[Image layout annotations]

----

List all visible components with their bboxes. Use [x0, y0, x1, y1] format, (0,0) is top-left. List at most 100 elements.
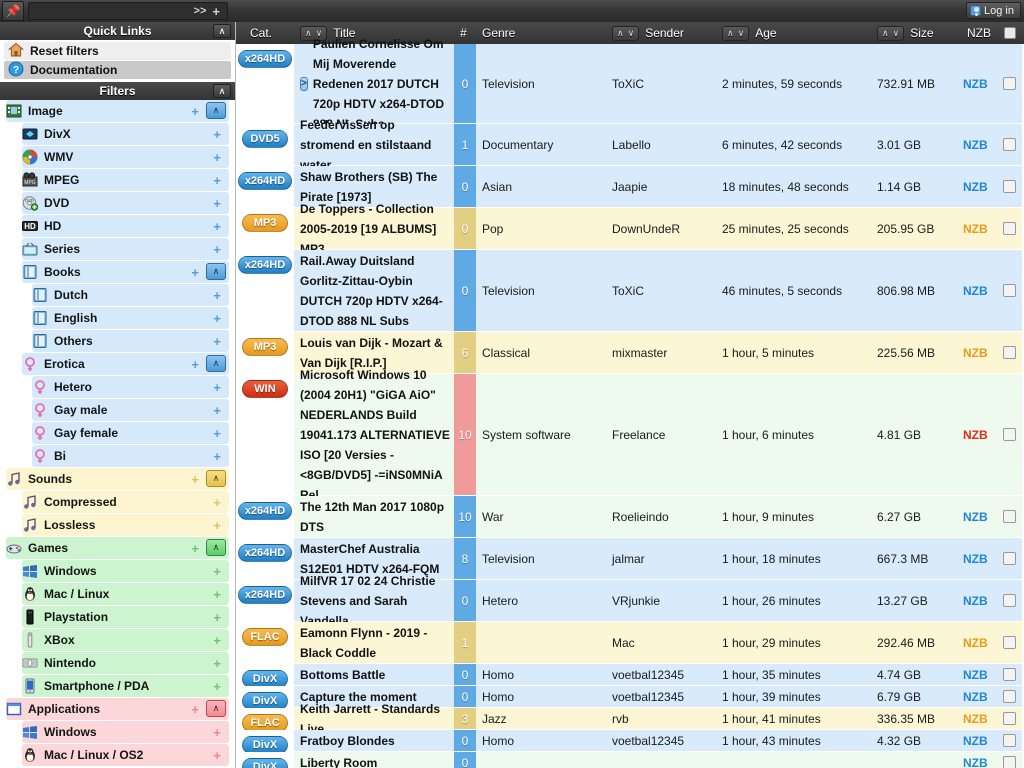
- filter-add-icon[interactable]: +: [213, 749, 221, 762]
- table-row[interactable]: x264HD The 12th Man 2017 1080p DTS 10 War Ro…: [236, 496, 1024, 538]
- pin-icon[interactable]: 📌: [2, 1, 24, 21]
- checkbox-box[interactable]: [1003, 27, 1016, 39]
- category-badge[interactable]: DVD5: [242, 130, 288, 148]
- quick-links-collapse-icon[interactable]: ∧: [213, 24, 231, 38]
- column-header-nzb[interactable]: NZB: [961, 22, 997, 44]
- column-header-cat[interactable]: Cat.: [236, 22, 294, 44]
- filter-add-icon[interactable]: +: [213, 220, 221, 233]
- checkbox-box[interactable]: [1003, 636, 1016, 649]
- filter-add-icon[interactable]: +: [213, 312, 221, 325]
- title-cell[interactable]: De Toppers - Collection 2005-2019 [19 AL…: [294, 202, 454, 256]
- checkbox-box[interactable]: [1003, 712, 1016, 725]
- filter-item-compressed[interactable]: Compressed +: [22, 491, 229, 513]
- filter-add-icon[interactable]: +: [213, 404, 221, 417]
- filter-item-nintendo[interactable]: Nintendo +: [22, 652, 229, 674]
- title-cell[interactable]: Feedervissen op stromend en stilstaand w…: [294, 118, 454, 172]
- sort-control[interactable]: ∧ ∨: [877, 25, 905, 41]
- sort-asc-icon[interactable]: ∧: [727, 28, 734, 39]
- row-select-checkbox[interactable]: [997, 664, 1022, 685]
- title-cell[interactable]: Liberty Room: [294, 752, 454, 768]
- checkbox-box[interactable]: [1003, 180, 1016, 193]
- filter-add-icon[interactable]: +: [191, 703, 199, 716]
- filter-item-sounds[interactable]: Sounds + ∧: [6, 468, 229, 490]
- table-row[interactable]: DivX Bottoms Battle 0 Homo voetbal12345 1 hou…: [236, 664, 1024, 688]
- filter-item-wmv[interactable]: WMV +: [22, 146, 229, 168]
- filter-item-others[interactable]: Others +: [32, 330, 229, 352]
- row-select-checkbox[interactable]: [997, 708, 1022, 729]
- filter-item-hetero[interactable]: Hetero +: [32, 376, 229, 398]
- filter-item-lossless[interactable]: Lossless +: [22, 514, 229, 536]
- filter-item-bi[interactable]: Bi +: [32, 445, 229, 467]
- sort-control[interactable]: ∧ ∨: [722, 25, 750, 41]
- nzb-download-link[interactable]: NZB: [961, 124, 997, 165]
- sort-control[interactable]: ∧ ∨: [612, 25, 640, 41]
- filter-add-icon[interactable]: +: [213, 243, 221, 256]
- filter-add-icon[interactable]: +: [213, 680, 221, 693]
- filters-collapse-icon[interactable]: ∧: [213, 84, 231, 98]
- checkbox-box[interactable]: [1003, 552, 1016, 565]
- row-select-checkbox[interactable]: [997, 730, 1022, 751]
- sort-desc-icon[interactable]: ∨: [628, 28, 635, 39]
- filter-add-icon[interactable]: +: [213, 151, 221, 164]
- expand-icon[interactable]: >: [300, 76, 308, 91]
- checkbox-box[interactable]: [1003, 690, 1016, 703]
- table-row[interactable]: FLAC Eamonn Flynn - 2019 - Black Coddle 1 M…: [236, 622, 1024, 664]
- row-select-checkbox[interactable]: [997, 538, 1022, 579]
- category-badge[interactable]: FLAC: [242, 628, 288, 646]
- row-select-checkbox[interactable]: [997, 250, 1022, 331]
- category-badge[interactable]: x264HD: [237, 172, 293, 190]
- checkbox-box[interactable]: [1003, 734, 1016, 747]
- table-row[interactable]: WIN Microsoft Windows 10 (2004 20H1) "GiG…: [236, 368, 1024, 502]
- filter-item-mac-linux[interactable]: Mac / Linux +: [22, 583, 229, 605]
- filter-add-icon[interactable]: +: [213, 128, 221, 141]
- filter-item-hd[interactable]: HD HD +: [22, 215, 229, 237]
- row-select-checkbox[interactable]: [997, 44, 1022, 123]
- title-cell[interactable]: Rail.Away Duitsland Gorlitz-Zittau-Oybin…: [294, 250, 454, 331]
- filter-item-dvd[interactable]: DVD DVD +: [22, 192, 229, 214]
- filter-item-mac-linux-os2[interactable]: Mac / Linux / OS2 +: [22, 744, 229, 766]
- category-badge[interactable]: MP3: [242, 338, 288, 356]
- filter-add-icon[interactable]: +: [213, 197, 221, 210]
- filter-add-icon[interactable]: +: [213, 634, 221, 647]
- nzb-download-link[interactable]: NZB: [961, 332, 997, 373]
- filter-item-games[interactable]: Games + ∧: [6, 537, 229, 559]
- nzb-download-link[interactable]: NZB: [961, 622, 997, 663]
- filter-item-smartphone-pda[interactable]: Smartphone / PDA +: [22, 675, 229, 697]
- nzb-download-link[interactable]: NZB: [961, 664, 997, 685]
- filter-item-xbox[interactable]: XBox +: [22, 629, 229, 651]
- nzb-download-link[interactable]: NZB: [961, 686, 997, 707]
- table-row[interactable]: MP3 De Toppers - Collection 2005-2019 [19…: [236, 202, 1024, 256]
- title-cell[interactable]: MilfVR 17 02 24 Christie Stevens and Sar…: [294, 574, 454, 628]
- column-header-sender[interactable]: ∧ ∨ Sender: [606, 22, 716, 44]
- filter-collapse-icon[interactable]: ∧: [206, 102, 226, 119]
- search-add-button[interactable]: +: [209, 4, 223, 19]
- category-badge[interactable]: x264HD: [237, 586, 293, 604]
- filter-add-icon[interactable]: +: [213, 174, 221, 187]
- filter-add-icon[interactable]: +: [213, 450, 221, 463]
- filter-add-icon[interactable]: +: [213, 588, 221, 601]
- filter-add-icon[interactable]: +: [213, 335, 221, 348]
- sort-desc-icon[interactable]: ∨: [738, 28, 745, 39]
- category-badge[interactable]: MP3: [242, 214, 288, 232]
- checkbox-box[interactable]: [1003, 346, 1016, 359]
- filter-add-icon[interactable]: +: [191, 542, 199, 555]
- nzb-download-link[interactable]: NZB: [961, 166, 997, 207]
- title-cell[interactable]: Keith Jarrett - Standards Live: [294, 702, 454, 736]
- row-select-checkbox[interactable]: [997, 208, 1022, 249]
- nzb-download-link[interactable]: NZB: [961, 708, 997, 729]
- filter-item-books[interactable]: Books + ∧: [22, 261, 229, 283]
- filter-add-icon[interactable]: +: [191, 105, 199, 118]
- filter-item-windows[interactable]: Windows +: [22, 560, 229, 582]
- quick-link-item[interactable]: ? Documentation: [4, 61, 231, 79]
- filter-item-applications[interactable]: Applications + ∧: [6, 698, 229, 720]
- nzb-download-link[interactable]: NZB: [961, 208, 997, 249]
- checkbox-box[interactable]: [1003, 510, 1016, 523]
- checkbox-box[interactable]: [1003, 222, 1016, 235]
- filter-item-image[interactable]: Image + ∧: [6, 100, 229, 122]
- category-badge[interactable]: x264HD: [237, 502, 293, 520]
- title-cell[interactable]: The 12th Man 2017 1080p DTS: [294, 496, 454, 537]
- nzb-download-link[interactable]: NZB: [961, 44, 997, 123]
- category-badge[interactable]: WIN: [242, 380, 288, 398]
- nzb-download-link[interactable]: NZB: [961, 538, 997, 579]
- filter-item-windows[interactable]: Windows +: [22, 721, 229, 743]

----

## Exercise description
Reproduce verbatim the lines from the entries above, beginning with the line containing "- filter-add-icon[interactable]: +: [213, 749, 221, 762]" and stopping after the line containing "- row-select-checkbox[interactable]: [997, 664, 1022, 685]".

## Correct result
- filter-add-icon[interactable]: +: [213, 749, 221, 762]
- table-row[interactable]: x264HD The 12th Man 2017 1080p DTS 10 War Ro…: [236, 496, 1024, 538]
- pin-icon[interactable]: 📌: [2, 1, 24, 21]
- checkbox-box[interactable]: [1003, 27, 1016, 39]
- category-badge[interactable]: DVD5: [242, 130, 288, 148]
- quick-links-collapse-icon[interactable]: ∧: [213, 24, 231, 38]
- column-header-nzb[interactable]: NZB: [961, 22, 997, 44]
- column-header-cat[interactable]: Cat.: [236, 22, 294, 44]
- filter-add-icon[interactable]: +: [213, 220, 221, 233]
- checkbox-box[interactable]: [1003, 636, 1016, 649]
- filter-add-icon[interactable]: +: [213, 312, 221, 325]
- title-cell[interactable]: De Toppers - Collection 2005-2019 [19 AL…: [294, 202, 454, 256]
- checkbox-box[interactable]: [1003, 712, 1016, 725]
- filter-item-compressed[interactable]: Compressed +: [22, 491, 229, 513]
- filter-add-icon[interactable]: +: [213, 404, 221, 417]
- filter-item-nintendo[interactable]: Nintendo +: [22, 652, 229, 674]
- title-cell[interactable]: Feedervissen op stromend en stilstaand w…: [294, 118, 454, 172]
- sort-control[interactable]: ∧ ∨: [877, 25, 905, 41]
- sort-asc-icon[interactable]: ∧: [727, 28, 734, 39]
- row-select-checkbox[interactable]: [997, 664, 1022, 685]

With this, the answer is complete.